Start of Block
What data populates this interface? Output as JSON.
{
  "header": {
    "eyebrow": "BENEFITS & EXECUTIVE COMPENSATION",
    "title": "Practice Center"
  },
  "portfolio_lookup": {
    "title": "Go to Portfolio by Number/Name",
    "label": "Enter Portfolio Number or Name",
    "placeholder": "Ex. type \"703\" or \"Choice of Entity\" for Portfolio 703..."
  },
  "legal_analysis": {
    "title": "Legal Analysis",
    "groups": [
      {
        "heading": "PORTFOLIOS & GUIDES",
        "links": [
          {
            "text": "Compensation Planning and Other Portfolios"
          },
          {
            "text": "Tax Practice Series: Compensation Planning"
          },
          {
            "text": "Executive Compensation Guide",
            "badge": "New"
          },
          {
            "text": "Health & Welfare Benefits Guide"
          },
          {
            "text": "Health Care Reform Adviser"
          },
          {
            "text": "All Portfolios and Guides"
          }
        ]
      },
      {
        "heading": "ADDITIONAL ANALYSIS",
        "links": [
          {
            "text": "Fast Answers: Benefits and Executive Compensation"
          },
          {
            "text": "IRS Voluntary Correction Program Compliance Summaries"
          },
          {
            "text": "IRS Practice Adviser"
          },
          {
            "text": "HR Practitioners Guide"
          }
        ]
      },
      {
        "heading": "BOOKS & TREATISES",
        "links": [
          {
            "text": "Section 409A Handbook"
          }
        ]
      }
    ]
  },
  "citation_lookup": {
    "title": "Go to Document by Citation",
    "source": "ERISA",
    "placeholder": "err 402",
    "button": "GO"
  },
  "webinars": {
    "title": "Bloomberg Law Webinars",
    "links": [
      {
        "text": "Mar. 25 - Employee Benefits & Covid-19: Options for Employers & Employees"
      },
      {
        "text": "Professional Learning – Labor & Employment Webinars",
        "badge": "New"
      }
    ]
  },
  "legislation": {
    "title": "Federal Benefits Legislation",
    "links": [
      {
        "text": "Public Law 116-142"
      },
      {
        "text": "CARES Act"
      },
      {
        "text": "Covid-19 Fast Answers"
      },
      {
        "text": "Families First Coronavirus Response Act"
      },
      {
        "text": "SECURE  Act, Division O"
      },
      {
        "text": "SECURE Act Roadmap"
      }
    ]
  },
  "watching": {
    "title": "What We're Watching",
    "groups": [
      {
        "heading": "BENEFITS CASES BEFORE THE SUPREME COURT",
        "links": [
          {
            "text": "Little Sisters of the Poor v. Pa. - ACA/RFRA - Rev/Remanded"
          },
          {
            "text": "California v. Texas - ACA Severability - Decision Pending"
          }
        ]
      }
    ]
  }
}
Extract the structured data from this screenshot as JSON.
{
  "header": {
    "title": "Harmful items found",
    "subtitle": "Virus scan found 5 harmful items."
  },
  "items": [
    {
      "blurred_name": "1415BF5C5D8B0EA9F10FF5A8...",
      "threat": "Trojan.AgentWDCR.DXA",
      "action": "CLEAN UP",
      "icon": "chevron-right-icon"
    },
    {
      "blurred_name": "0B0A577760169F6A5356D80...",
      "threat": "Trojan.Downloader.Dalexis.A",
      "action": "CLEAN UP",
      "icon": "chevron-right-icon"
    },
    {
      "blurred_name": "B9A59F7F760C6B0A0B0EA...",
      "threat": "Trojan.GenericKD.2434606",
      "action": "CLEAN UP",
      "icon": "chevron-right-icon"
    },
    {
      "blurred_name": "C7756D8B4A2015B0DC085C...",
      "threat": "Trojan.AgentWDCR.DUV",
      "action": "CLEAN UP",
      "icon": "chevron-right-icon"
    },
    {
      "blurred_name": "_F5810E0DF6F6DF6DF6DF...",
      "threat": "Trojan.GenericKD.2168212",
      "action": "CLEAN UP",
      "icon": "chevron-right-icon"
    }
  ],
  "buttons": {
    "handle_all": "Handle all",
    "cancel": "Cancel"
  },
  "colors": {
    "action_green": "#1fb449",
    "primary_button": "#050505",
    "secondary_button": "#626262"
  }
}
End of Block
What you should do
Reproduce, exactly, all the lines shown above.

Exercise output
What data populates this interface? Output as JSON.
{
  "header": {
    "eyebrow": "BENEFITS & EXECUTIVE COMPENSATION",
    "title": "Practice Center"
  },
  "portfolio_lookup": {
    "title": "Go to Portfolio by Number/Name",
    "label": "Enter Portfolio Number or Name",
    "placeholder": "Ex. type \"703\" or \"Choice of Entity\" for Portfolio 703..."
  },
  "legal_analysis": {
    "title": "Legal Analysis",
    "groups": [
      {
        "heading": "PORTFOLIOS & GUIDES",
        "links": [
          {
            "text": "Compensation Planning and Other Portfolios"
          },
          {
            "text": "Tax Practice Series: Compensation Planning"
          },
          {
            "text": "Executive Compensation Guide",
            "badge": "New"
          },
          {
            "text": "Health & Welfare Benefits Guide"
          },
          {
            "text": "Health Care Reform Adviser"
          },
          {
            "text": "All Portfolios and Guides"
          }
        ]
      },
      {
        "heading": "ADDITIONAL ANALYSIS",
        "links": [
          {
            "text": "Fast Answers: Benefits and Executive Compensation"
          },
          {
            "text": "IRS Voluntary Correction Program Compliance Summaries"
          },
          {
            "text": "IRS Practice Adviser"
          },
          {
            "text": "HR Practitioners Guide"
          }
        ]
      },
      {
        "heading": "BOOKS & TREATISES",
        "links": [
          {
            "text": "Section 409A Handbook"
          }
        ]
      }
    ]
  },
  "citation_lookup": {
    "title": "Go to Document by Citation",
    "source": "ERISA",
    "placeholder": "err 402",
    "button": "GO"
  },
  "webinars": {
    "title": "Bloomberg Law Webinars",
    "links": [
      {
        "text": "Mar. 25 - Employee Benefits & Covid-19: Options for Employers & Employees"
      },
      {
        "text": "Professional Learning – Labor & Employment Webinars",
        "badge": "New"
      }
    ]
  },
  "legislation": {
    "title": "Federal Benefits Legislation",
    "links": [
      {
        "text": "Public Law 116-142"
      },
      {
        "text": "CARES Act"
      },
      {
        "text": "Covid-19 Fast Answers"
      },
      {
        "text": "Families First Coronavirus Response Act"
      },
      {
        "text": "SECURE  Act, Division O"
      },
      {
        "text": "SECURE Act Roadmap"
      }
    ]
  },
  "watching": {
    "title": "What We're Watching",
    "groups": [
      {
        "heading": "BENEFITS CASES BEFORE THE SUPREME COURT",
        "links": [
          {
            "text": "Little Sisters of the Poor v. Pa. - ACA/RFRA - Rev/Remanded"
          },
          {
            "text": "California v. Texas - ACA Severability - Decision Pending"
          }
        ]
      }
    ]
  }
}
Extract the structured data from this screenshot as JSON.
{
  "header": {
    "title": "Harmful items found",
    "subtitle": "Virus scan found 5 harmful items."
  },
  "items": [
    {
      "blurred_name": "1415BF5C5D8B0EA9F10FF5A8...",
      "threat": "Trojan.AgentWDCR.DXA",
      "action": "CLEAN UP",
      "icon": "chevron-right-icon"
    },
    {
      "blurred_name": "0B0A577760169F6A5356D80...",
      "threat": "Trojan.Downloader.Dalexis.A",
      "action": "CLEAN UP",
      "icon": "chevron-right-icon"
    },
    {
      "blurred_name": "B9A59F7F760C6B0A0B0EA...",
      "threat": "Trojan.GenericKD.2434606",
      "action": "CLEAN UP",
      "icon": "chevron-right-icon"
    },
    {
      "blurred_name": "C7756D8B4A2015B0DC085C...",
      "threat": "Trojan.AgentWDCR.DUV",
      "action": "CLEAN UP",
      "icon": "chevron-right-icon"
    },
    {
      "blurred_name": "_F5810E0DF6F6DF6DF6DF...",
      "threat": "Trojan.GenericKD.2168212",
      "action": "CLEAN UP",
      "icon": "chevron-right-icon"
    }
  ],
  "buttons": {
    "handle_all": "Handle all",
    "cancel": "Cancel"
  },
  "colors": {
    "action_green": "#1fb449",
    "primary_button": "#050505",
    "secondary_button": "#626262"
  }
}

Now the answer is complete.